Tally the lines in these records that hold the string "Panicum", and reply with the number alone.

[Dataset entries]
──────────

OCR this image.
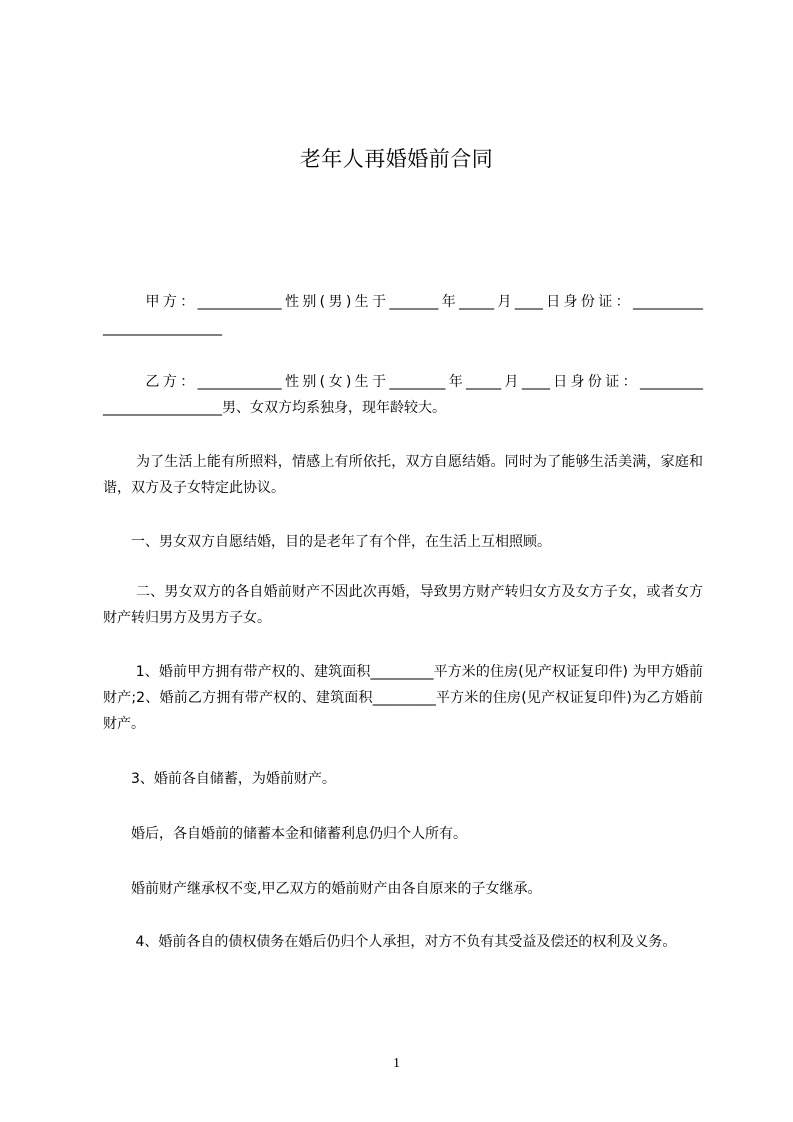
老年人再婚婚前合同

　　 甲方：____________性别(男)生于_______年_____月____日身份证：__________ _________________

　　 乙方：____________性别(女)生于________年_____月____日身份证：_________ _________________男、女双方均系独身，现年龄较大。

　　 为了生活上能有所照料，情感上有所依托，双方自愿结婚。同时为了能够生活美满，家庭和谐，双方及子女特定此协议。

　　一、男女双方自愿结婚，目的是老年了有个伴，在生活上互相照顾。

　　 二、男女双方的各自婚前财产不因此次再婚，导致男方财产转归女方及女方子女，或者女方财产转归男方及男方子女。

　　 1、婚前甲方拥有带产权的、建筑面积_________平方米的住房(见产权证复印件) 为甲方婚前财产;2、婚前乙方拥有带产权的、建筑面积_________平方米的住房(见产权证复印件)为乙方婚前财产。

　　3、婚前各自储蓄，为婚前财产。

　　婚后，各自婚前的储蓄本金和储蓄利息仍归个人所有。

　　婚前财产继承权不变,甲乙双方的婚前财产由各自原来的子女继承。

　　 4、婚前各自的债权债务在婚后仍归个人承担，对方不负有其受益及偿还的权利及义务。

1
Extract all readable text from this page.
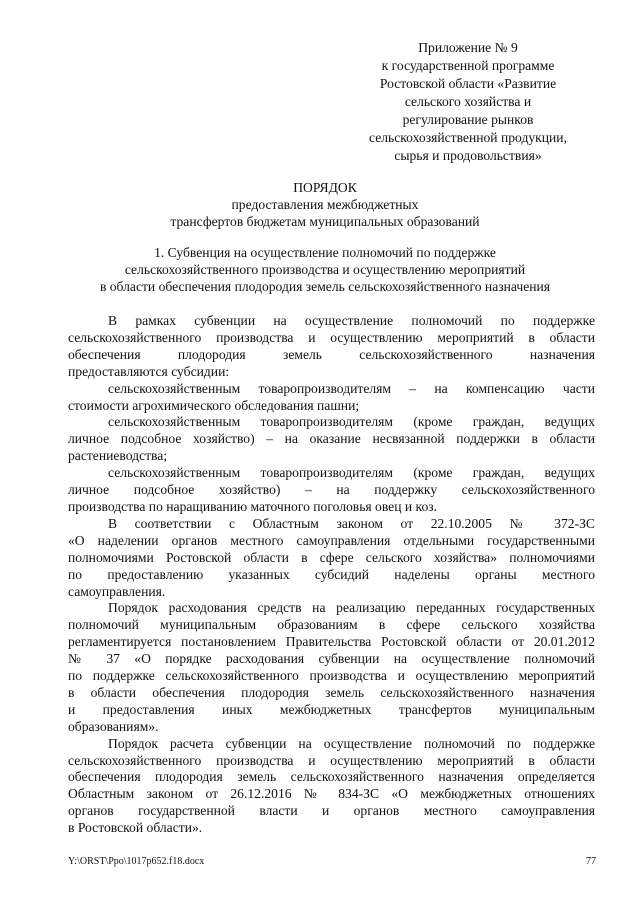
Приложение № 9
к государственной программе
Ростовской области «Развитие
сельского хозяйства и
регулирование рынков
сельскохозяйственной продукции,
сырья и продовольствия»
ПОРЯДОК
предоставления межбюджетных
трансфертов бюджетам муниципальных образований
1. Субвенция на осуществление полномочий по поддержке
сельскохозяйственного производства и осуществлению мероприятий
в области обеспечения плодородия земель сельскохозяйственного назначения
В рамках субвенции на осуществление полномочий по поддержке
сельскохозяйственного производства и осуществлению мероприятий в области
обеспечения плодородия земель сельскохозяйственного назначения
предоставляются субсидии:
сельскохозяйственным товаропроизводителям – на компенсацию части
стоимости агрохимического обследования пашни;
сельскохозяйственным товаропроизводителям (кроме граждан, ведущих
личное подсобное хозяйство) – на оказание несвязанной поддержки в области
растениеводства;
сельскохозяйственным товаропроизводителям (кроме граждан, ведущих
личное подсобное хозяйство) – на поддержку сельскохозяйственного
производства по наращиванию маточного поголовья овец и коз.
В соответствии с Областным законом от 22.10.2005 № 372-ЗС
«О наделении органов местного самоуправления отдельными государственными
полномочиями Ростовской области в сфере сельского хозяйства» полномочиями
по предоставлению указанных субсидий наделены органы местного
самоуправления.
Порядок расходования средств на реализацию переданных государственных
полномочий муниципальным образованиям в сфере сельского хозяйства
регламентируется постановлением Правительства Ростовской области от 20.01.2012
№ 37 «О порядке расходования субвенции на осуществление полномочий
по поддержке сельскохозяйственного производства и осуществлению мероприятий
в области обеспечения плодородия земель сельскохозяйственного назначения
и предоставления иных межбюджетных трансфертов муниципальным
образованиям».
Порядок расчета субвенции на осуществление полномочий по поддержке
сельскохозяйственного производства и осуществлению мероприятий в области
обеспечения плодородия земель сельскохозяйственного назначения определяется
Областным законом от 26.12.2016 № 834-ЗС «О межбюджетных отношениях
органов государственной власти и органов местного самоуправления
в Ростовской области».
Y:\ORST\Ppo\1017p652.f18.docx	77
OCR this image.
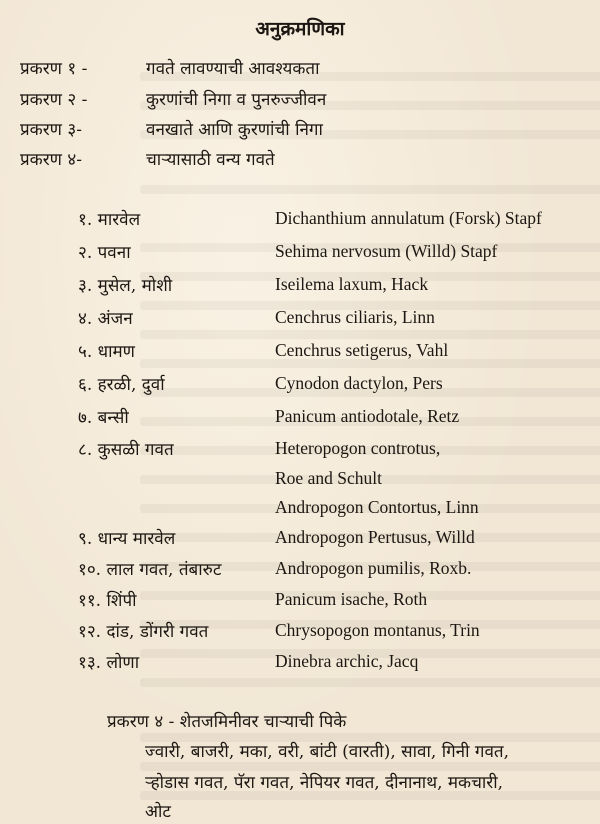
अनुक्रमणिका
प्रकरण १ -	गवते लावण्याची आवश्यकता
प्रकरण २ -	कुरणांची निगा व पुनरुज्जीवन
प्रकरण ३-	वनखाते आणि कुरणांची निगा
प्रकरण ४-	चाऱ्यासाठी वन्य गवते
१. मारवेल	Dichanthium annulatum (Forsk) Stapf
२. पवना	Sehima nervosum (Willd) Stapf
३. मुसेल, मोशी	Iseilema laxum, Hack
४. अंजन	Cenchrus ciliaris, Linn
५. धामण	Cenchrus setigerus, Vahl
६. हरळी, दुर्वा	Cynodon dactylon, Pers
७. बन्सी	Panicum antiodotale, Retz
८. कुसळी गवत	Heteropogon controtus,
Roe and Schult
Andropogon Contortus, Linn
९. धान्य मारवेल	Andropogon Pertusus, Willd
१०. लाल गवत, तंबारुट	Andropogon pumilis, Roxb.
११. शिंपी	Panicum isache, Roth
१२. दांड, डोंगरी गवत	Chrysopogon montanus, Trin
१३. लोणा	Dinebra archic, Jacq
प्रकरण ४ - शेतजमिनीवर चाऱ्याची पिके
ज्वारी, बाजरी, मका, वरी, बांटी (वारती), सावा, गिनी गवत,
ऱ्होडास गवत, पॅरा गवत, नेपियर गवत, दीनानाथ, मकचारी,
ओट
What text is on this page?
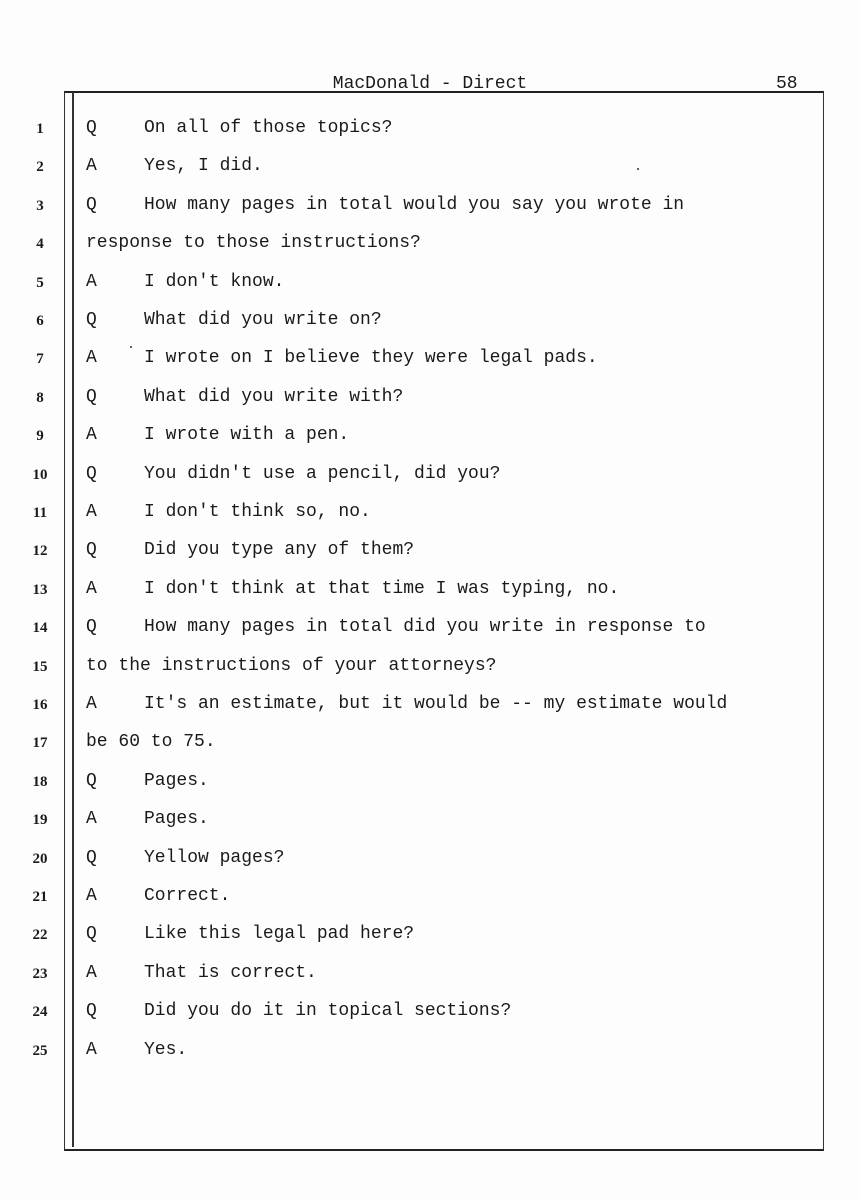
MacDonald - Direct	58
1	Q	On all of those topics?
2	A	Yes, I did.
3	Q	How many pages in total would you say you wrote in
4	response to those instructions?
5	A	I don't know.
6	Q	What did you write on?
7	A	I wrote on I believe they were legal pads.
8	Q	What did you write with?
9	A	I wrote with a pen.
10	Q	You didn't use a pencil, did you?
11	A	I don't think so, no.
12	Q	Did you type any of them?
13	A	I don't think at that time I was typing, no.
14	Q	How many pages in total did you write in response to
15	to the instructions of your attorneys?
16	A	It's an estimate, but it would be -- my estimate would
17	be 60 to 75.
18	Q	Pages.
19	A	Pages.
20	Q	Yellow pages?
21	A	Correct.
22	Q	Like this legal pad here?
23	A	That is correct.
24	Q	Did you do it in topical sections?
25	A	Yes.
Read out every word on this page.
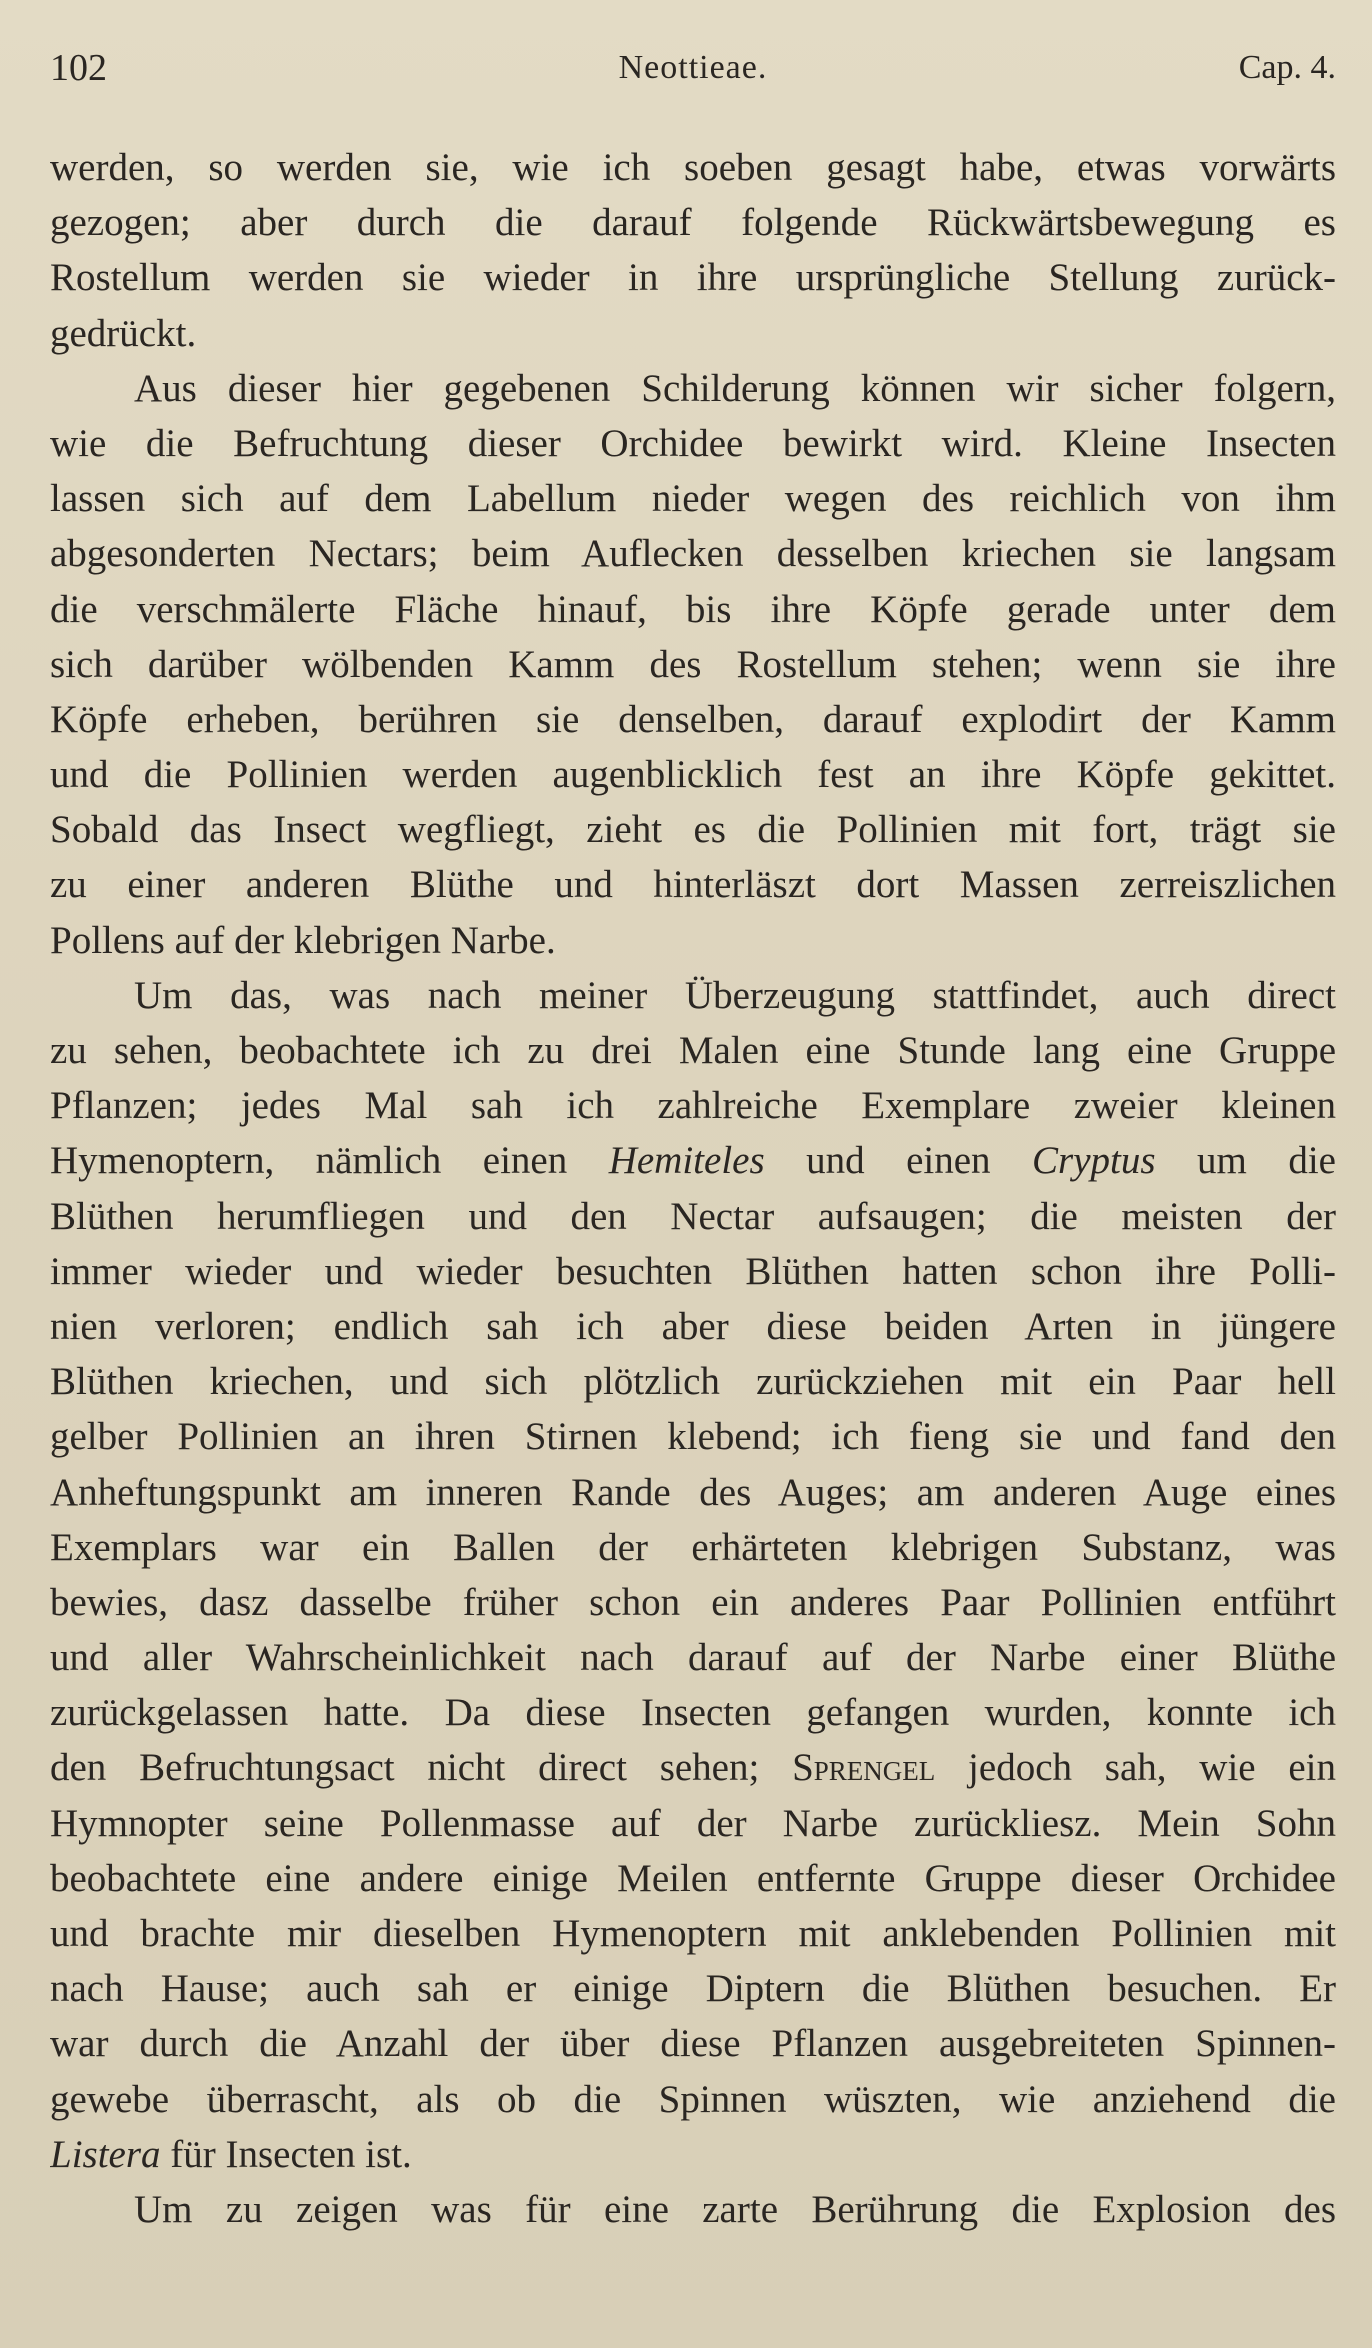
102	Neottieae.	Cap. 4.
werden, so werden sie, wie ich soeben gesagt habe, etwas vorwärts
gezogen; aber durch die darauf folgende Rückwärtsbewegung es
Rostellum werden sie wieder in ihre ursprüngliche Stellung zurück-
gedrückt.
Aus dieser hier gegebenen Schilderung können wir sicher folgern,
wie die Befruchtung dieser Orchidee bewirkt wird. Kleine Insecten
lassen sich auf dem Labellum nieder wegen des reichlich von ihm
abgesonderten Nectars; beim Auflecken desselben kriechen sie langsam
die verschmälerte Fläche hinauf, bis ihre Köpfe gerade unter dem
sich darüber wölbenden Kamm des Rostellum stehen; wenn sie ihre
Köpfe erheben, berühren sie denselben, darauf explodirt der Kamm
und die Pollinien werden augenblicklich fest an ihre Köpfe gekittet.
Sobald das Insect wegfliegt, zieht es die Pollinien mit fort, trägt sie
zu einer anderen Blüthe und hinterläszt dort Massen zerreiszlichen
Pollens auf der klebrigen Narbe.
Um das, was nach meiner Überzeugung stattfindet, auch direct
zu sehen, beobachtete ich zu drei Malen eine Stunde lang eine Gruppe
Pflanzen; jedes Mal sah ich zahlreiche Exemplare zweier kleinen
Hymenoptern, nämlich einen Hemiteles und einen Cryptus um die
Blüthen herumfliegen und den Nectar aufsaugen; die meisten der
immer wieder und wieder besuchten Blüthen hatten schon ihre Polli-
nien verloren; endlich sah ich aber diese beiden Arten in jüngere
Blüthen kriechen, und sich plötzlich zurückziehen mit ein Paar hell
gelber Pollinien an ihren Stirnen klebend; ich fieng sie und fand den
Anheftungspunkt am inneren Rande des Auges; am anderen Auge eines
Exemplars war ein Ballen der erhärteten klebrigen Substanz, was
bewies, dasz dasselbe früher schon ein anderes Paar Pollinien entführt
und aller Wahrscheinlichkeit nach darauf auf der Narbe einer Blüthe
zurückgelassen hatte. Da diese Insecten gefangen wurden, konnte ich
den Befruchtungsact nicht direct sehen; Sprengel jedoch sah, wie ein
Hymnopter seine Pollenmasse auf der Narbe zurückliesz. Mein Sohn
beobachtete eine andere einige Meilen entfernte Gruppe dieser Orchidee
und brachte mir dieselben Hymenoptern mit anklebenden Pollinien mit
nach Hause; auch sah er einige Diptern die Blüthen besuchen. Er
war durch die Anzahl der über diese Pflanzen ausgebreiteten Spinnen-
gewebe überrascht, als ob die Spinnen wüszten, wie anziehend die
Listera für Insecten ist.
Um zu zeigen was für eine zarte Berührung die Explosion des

──────────

Completed exercise -> 2